WRITTEN INSTRUCTION. Your answer should be one number: how many lines of the data include the string "make"?

SOURCE RECORDS.
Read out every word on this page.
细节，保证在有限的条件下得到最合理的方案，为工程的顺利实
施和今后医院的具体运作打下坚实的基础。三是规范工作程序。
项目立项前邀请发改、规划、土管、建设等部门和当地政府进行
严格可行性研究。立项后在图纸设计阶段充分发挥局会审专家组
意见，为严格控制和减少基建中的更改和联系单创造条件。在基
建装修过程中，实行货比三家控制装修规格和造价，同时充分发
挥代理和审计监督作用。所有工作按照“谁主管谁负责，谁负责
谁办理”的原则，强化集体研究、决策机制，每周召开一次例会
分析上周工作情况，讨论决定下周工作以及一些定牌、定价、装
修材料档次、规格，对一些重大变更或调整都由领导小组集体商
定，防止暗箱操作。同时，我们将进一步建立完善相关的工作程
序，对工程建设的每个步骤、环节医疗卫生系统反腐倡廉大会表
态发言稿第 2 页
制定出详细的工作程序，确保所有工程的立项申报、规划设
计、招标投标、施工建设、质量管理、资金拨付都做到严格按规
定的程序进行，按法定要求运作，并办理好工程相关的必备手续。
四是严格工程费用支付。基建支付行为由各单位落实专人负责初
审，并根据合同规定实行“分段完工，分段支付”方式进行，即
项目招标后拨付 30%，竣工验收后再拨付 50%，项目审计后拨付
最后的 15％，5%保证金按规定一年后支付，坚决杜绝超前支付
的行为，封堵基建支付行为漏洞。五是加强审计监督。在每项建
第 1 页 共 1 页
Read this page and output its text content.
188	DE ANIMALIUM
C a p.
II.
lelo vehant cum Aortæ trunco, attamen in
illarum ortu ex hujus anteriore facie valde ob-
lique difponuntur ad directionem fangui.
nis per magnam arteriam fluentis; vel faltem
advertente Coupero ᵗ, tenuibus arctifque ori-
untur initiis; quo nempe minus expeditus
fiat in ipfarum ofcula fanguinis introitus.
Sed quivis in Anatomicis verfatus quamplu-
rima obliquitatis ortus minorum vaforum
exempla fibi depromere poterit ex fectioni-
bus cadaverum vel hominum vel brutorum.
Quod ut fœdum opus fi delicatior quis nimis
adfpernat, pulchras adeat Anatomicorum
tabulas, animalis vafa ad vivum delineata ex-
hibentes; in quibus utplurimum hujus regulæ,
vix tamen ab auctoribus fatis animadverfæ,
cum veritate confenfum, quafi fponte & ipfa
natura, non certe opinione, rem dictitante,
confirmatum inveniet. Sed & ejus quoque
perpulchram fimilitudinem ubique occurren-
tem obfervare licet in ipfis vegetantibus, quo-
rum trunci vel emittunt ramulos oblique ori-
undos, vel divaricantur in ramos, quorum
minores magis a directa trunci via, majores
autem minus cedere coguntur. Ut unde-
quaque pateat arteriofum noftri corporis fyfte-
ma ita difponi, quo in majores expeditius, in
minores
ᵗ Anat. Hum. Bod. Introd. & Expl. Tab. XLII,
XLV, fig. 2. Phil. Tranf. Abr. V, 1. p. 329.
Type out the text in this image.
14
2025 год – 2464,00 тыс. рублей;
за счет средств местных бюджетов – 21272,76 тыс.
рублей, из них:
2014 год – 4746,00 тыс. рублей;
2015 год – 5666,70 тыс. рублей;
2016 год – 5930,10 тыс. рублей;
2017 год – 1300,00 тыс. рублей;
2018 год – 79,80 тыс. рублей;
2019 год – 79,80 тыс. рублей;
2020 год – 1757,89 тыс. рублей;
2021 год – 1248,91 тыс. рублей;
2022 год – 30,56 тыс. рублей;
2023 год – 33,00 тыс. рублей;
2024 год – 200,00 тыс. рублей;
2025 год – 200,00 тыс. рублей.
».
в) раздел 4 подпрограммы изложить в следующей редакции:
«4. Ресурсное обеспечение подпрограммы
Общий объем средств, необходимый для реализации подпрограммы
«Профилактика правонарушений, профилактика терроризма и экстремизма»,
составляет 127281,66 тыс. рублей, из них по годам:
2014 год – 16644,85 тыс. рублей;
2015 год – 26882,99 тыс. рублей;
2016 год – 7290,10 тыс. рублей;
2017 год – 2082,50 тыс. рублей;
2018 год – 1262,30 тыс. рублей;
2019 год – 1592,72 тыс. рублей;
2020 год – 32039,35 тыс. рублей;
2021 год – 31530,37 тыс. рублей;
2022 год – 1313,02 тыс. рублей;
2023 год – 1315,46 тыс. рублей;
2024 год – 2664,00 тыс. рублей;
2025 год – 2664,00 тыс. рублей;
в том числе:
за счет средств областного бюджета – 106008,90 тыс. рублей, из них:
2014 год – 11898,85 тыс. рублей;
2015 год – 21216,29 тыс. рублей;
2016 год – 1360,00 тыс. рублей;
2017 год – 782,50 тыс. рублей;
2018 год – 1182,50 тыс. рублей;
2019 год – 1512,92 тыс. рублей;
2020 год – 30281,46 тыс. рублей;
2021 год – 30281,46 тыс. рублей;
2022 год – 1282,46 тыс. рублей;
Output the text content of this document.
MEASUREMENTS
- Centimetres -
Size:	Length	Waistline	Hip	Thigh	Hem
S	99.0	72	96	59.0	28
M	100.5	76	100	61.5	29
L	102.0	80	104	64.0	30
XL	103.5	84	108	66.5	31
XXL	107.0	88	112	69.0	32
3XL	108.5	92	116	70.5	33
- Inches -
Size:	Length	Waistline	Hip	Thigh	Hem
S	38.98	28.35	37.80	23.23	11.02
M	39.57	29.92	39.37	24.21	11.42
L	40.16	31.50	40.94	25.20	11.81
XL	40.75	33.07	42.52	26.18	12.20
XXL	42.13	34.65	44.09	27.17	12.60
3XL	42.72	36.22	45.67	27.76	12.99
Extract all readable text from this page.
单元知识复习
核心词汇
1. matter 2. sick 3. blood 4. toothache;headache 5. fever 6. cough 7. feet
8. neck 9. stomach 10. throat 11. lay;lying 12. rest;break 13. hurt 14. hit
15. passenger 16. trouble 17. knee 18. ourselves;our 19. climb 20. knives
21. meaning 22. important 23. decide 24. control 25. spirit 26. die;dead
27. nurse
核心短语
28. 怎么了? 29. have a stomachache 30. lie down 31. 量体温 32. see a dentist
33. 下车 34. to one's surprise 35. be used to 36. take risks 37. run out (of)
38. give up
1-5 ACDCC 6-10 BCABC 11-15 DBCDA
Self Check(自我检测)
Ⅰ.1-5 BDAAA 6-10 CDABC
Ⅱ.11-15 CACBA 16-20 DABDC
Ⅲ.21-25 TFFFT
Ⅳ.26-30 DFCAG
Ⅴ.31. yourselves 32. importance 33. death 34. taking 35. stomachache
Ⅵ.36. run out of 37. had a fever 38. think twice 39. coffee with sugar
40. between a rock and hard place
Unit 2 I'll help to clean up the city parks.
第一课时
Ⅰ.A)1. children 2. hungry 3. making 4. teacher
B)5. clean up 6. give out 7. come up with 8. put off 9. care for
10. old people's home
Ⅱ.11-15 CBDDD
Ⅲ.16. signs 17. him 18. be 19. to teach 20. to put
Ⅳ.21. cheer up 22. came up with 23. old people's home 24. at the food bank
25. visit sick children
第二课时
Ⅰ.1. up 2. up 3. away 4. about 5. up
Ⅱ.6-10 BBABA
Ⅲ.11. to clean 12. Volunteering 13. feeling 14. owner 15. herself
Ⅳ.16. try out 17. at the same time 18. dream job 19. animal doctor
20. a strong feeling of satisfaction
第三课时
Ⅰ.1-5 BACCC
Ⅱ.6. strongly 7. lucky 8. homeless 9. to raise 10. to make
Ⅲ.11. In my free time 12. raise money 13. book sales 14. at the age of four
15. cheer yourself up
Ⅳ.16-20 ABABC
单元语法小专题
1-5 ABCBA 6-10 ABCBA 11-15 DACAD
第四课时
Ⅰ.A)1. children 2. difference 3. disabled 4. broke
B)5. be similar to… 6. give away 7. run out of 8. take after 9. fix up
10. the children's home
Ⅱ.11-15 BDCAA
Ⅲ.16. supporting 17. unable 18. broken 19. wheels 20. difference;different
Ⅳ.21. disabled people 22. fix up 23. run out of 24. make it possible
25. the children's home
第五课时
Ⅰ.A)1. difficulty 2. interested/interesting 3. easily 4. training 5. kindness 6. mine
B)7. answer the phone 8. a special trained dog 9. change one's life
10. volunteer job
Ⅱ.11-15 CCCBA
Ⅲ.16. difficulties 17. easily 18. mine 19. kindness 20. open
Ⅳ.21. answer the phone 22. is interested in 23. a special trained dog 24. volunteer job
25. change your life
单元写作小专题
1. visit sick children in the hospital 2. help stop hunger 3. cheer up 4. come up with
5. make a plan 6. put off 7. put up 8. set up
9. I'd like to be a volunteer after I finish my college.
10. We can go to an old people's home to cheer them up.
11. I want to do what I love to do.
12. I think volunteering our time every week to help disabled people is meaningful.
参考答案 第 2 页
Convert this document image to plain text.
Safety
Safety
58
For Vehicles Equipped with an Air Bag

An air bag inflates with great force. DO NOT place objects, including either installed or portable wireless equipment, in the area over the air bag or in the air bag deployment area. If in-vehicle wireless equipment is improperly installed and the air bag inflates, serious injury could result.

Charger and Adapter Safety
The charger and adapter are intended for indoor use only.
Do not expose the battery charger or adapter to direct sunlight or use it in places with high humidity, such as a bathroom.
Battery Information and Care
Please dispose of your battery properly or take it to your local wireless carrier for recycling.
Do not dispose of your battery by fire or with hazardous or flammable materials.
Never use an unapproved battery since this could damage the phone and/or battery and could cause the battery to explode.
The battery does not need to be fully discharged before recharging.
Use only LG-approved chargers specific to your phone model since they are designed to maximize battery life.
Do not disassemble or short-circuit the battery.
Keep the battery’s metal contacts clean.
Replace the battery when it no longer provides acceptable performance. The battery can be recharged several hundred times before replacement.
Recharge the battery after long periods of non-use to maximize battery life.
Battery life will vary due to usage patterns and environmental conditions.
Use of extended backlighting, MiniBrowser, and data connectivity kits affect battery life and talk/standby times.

RESULT OF THIS EXERCISE. 3